Extract and list every line that contains the word "StreamElements".

Stored data entries:
★ ★ ★

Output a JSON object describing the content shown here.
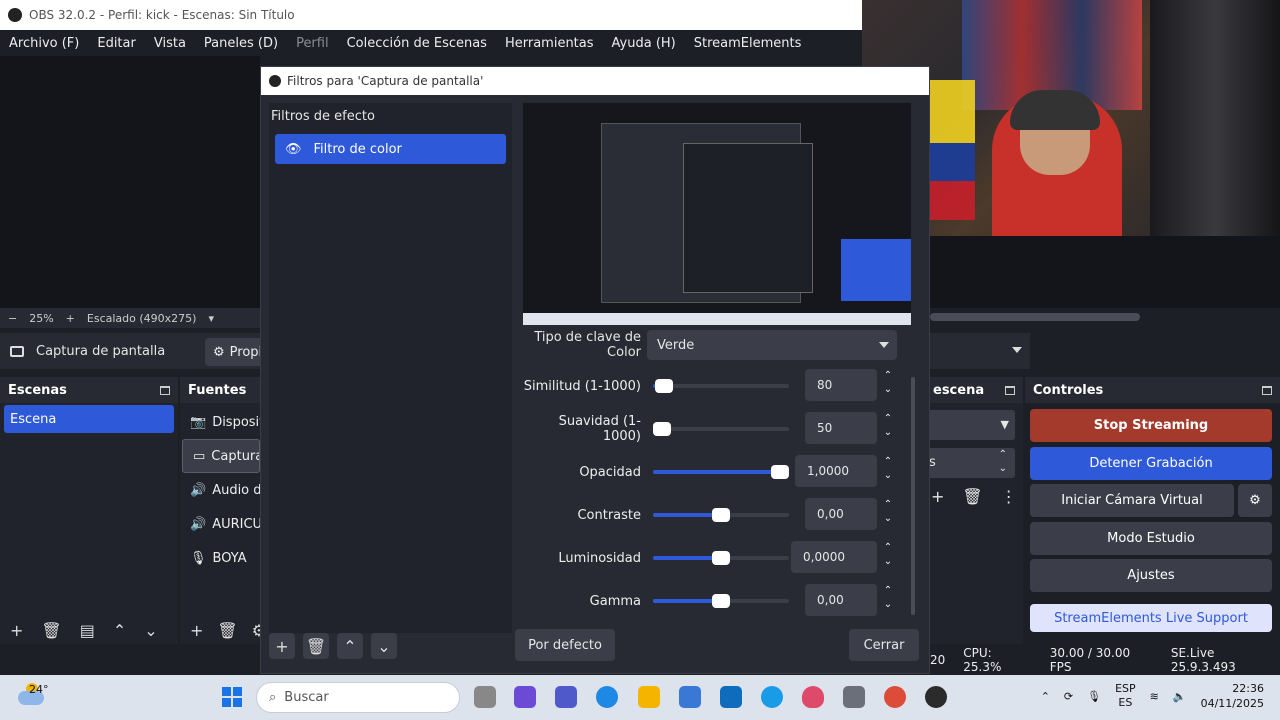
{
  "window": {
    "title": "OBS 32.0.2 - Perfil: kick - Escenas: Sin Título"
  },
  "menu": [
    {
      "label": "Archivo (F)",
      "enabled": true
    },
    {
      "label": "Editar",
      "enabled": true
    },
    {
      "label": "Vista",
      "enabled": true
    },
    {
      "label": "Paneles (D)",
      "enabled": true
    },
    {
      "label": "Perfil",
      "enabled": false
    },
    {
      "label": "Colección de Escenas",
      "enabled": true
    },
    {
      "label": "Herramientas",
      "enabled": true
    },
    {
      "label": "Ayuda (H)",
      "enabled": true
    },
    {
      "label": "StreamElements",
      "enabled": true
    }
  ],
  "zoombar": {
    "minus": "−",
    "zoom": "25%",
    "plus": "+",
    "scale": "Escalado (490x275)"
  },
  "source_bar": {
    "name": "Captura de pantalla",
    "props_label": "Propi"
  },
  "scenes": {
    "title": "Escenas",
    "items": [
      "Escena"
    ]
  },
  "sources": {
    "title": "Fuentes",
    "items": [
      {
        "icon": "camera-icon",
        "label": "Dispositi"
      },
      {
        "icon": "monitor-icon",
        "label": "Captura"
      },
      {
        "icon": "speaker-icon",
        "label": "Audio de"
      },
      {
        "icon": "speaker-icon",
        "label": "AURICUL"
      },
      {
        "icon": "microphone-icon",
        "label": "BOYA"
      }
    ]
  },
  "transitions": {
    "title": "escena",
    "mid_label": "s"
  },
  "controls": {
    "title": "Controles",
    "stop_streaming": "Stop Streaming",
    "stop_recording": "Detener Grabación",
    "virtual_cam": "Iniciar Cámara Virtual",
    "studio_mode": "Modo Estudio",
    "settings": "Ajustes",
    "se_support": "StreamElements Live Support"
  },
  "status": {
    "left": "20",
    "cpu": "CPU: 25.3%",
    "fps": "30.00 / 30.00 FPS",
    "se": "SE.Live 25.9.3.493"
  },
  "dialog": {
    "title": "Filtros para 'Captura de pantalla'",
    "effects_label": "Filtros de efecto",
    "filter_item": "Filtro de color",
    "color_key_label": "Tipo de clave de Color",
    "color_key_value": "Verde",
    "props": [
      {
        "label": "Similitud (1-1000)",
        "value": "80",
        "level": 0.08
      },
      {
        "label": "Suavidad (1-1000)",
        "value": "50",
        "level": 0.05
      },
      {
        "label": "Opacidad",
        "value": "1,0000",
        "level": 1.0
      },
      {
        "label": "Contraste",
        "value": "0,00",
        "level": 0.5
      },
      {
        "label": "Luminosidad",
        "value": "0,0000",
        "level": 0.5
      },
      {
        "label": "Gamma",
        "value": "0,00",
        "level": 0.5
      }
    ],
    "defaults_button": "Por defecto",
    "close_button": "Cerrar"
  },
  "taskbar": {
    "temp": "24°",
    "search_placeholder": "Buscar",
    "lang1": "ESP",
    "lang2": "ES",
    "time": "22:36",
    "date": "04/11/2025"
  },
  "colors": {
    "accent": "#2e59d9",
    "stop_streaming": "#a33a2c",
    "se_support_bg": "#dfe3fb",
    "se_support_text": "#2e59d9"
  }
}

★ ★ ★

### Answer for the task
      "label": "StreamElements",
    "se_support": "StreamElements Live Support"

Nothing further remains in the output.